The task — Return every record verbatim.

╭──

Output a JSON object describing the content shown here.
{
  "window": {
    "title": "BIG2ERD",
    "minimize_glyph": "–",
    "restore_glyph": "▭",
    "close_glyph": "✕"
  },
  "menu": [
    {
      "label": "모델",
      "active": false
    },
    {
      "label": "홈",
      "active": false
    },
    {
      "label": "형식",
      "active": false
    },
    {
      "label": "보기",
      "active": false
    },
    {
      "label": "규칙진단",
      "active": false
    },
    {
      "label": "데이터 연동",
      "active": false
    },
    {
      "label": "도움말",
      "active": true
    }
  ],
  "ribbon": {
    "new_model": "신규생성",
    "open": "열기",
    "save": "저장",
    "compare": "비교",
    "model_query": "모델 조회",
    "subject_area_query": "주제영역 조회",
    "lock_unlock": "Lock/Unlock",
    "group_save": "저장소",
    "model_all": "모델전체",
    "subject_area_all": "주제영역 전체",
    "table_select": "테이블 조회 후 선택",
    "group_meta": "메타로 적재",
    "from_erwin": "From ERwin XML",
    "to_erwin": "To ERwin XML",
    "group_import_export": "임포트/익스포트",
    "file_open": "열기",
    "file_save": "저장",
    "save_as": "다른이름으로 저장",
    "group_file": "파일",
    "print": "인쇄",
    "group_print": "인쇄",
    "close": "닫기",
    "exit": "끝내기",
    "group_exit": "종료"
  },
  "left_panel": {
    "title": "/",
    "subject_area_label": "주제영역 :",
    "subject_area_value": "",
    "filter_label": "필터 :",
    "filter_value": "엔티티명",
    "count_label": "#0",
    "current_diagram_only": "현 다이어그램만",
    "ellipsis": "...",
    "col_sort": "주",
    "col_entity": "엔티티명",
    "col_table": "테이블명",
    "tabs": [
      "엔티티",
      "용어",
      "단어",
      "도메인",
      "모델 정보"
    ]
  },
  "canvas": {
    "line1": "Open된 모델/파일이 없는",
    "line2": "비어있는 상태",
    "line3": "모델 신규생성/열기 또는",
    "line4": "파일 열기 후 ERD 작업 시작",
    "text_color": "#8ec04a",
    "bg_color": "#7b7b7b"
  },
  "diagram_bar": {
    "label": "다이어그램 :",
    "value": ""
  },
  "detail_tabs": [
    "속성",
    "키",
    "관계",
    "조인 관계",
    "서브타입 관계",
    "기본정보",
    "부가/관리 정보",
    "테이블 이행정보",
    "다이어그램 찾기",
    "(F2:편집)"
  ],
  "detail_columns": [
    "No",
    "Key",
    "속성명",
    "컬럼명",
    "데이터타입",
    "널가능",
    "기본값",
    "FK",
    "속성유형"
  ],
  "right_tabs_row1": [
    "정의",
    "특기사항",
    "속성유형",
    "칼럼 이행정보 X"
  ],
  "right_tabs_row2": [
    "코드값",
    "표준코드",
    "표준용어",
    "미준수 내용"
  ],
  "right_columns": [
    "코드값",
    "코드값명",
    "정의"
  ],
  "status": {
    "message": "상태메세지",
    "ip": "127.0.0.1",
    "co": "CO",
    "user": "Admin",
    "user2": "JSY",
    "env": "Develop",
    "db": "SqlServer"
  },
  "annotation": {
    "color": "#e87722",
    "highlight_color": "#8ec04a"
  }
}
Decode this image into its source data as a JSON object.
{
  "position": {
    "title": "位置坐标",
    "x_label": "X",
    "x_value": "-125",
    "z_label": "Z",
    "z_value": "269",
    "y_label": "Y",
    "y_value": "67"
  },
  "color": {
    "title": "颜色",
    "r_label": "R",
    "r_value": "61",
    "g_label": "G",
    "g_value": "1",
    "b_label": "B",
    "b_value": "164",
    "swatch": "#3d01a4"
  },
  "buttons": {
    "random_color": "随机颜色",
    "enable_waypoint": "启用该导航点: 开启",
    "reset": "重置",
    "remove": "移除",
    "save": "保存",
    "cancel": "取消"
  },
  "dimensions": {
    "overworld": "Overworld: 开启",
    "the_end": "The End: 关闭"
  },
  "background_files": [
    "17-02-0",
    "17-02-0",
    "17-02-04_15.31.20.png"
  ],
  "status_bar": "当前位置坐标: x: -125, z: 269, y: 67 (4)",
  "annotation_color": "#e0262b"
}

╰──

The completed task —
Output a JSON object describing the content shown here.
{
  "window": {
    "title": "BIG2ERD",
    "minimize_glyph": "–",
    "restore_glyph": "▭",
    "close_glyph": "✕"
  },
  "menu": [
    {
      "label": "모델",
      "active": false
    },
    {
      "label": "홈",
      "active": false
    },
    {
      "label": "형식",
      "active": false
    },
    {
      "label": "보기",
      "active": false
    },
    {
      "label": "규칙진단",
      "active": false
    },
    {
      "label": "데이터 연동",
      "active": false
    },
    {
      "label": "도움말",
      "active": true
    }
  ],
  "ribbon": {
    "new_model": "신규생성",
    "open": "열기",
    "save": "저장",
    "compare": "비교",
    "model_query": "모델 조회",
    "subject_area_query": "주제영역 조회",
    "lock_unlock": "Lock/Unlock",
    "group_save": "저장소",
    "model_all": "모델전체",
    "subject_area_all": "주제영역 전체",
    "table_select": "테이블 조회 후 선택",
    "group_meta": "메타로 적재",
    "from_erwin": "From ERwin XML",
    "to_erwin": "To ERwin XML",
    "group_import_export": "임포트/익스포트",
    "file_open": "열기",
    "file_save": "저장",
    "save_as": "다른이름으로 저장",
    "group_file": "파일",
    "print": "인쇄",
    "group_print": "인쇄",
    "close": "닫기",
    "exit": "끝내기",
    "group_exit": "종료"
  },
  "left_panel": {
    "title": "/",
    "subject_area_label": "주제영역 :",
    "subject_area_value": "",
    "filter_label": "필터 :",
    "filter_value": "엔티티명",
    "count_label": "#0",
    "current_diagram_only": "현 다이어그램만",
    "ellipsis": "...",
    "col_sort": "주",
    "col_entity": "엔티티명",
    "col_table": "테이블명",
    "tabs": [
      "엔티티",
      "용어",
      "단어",
      "도메인",
      "모델 정보"
    ]
  },
  "canvas": {
    "line1": "Open된 모델/파일이 없는",
    "line2": "비어있는 상태",
    "line3": "모델 신규생성/열기 또는",
    "line4": "파일 열기 후 ERD 작업 시작",
    "text_color": "#8ec04a",
    "bg_color": "#7b7b7b"
  },
  "diagram_bar": {
    "label": "다이어그램 :",
    "value": ""
  },
  "detail_tabs": [
    "속성",
    "키",
    "관계",
    "조인 관계",
    "서브타입 관계",
    "기본정보",
    "부가/관리 정보",
    "테이블 이행정보",
    "다이어그램 찾기",
    "(F2:편집)"
  ],
  "detail_columns": [
    "No",
    "Key",
    "속성명",
    "컬럼명",
    "데이터타입",
    "널가능",
    "기본값",
    "FK",
    "속성유형"
  ],
  "right_tabs_row1": [
    "정의",
    "특기사항",
    "속성유형",
    "칼럼 이행정보 X"
  ],
  "right_tabs_row2": [
    "코드값",
    "표준코드",
    "표준용어",
    "미준수 내용"
  ],
  "right_columns": [
    "코드값",
    "코드값명",
    "정의"
  ],
  "status": {
    "message": "상태메세지",
    "ip": "127.0.0.1",
    "co": "CO",
    "user": "Admin",
    "user2": "JSY",
    "env": "Develop",
    "db": "SqlServer"
  },
  "annotation": {
    "color": "#e87722",
    "highlight_color": "#8ec04a"
  }
}
Decode this image into its source data as a JSON object.
{
  "position": {
    "title": "位置坐标",
    "x_label": "X",
    "x_value": "-125",
    "z_label": "Z",
    "z_value": "269",
    "y_label": "Y",
    "y_value": "67"
  },
  "color": {
    "title": "颜色",
    "r_label": "R",
    "r_value": "61",
    "g_label": "G",
    "g_value": "1",
    "b_label": "B",
    "b_value": "164",
    "swatch": "#3d01a4"
  },
  "buttons": {
    "random_color": "随机颜色",
    "enable_waypoint": "启用该导航点: 开启",
    "reset": "重置",
    "remove": "移除",
    "save": "保存",
    "cancel": "取消"
  },
  "dimensions": {
    "overworld": "Overworld: 开启",
    "the_end": "The End: 关闭"
  },
  "background_files": [
    "17-02-0",
    "17-02-0",
    "17-02-04_15.31.20.png"
  ],
  "status_bar": "当前位置坐标: x: -125, z: 269, y: 67 (4)",
  "annotation_color": "#e0262b"
}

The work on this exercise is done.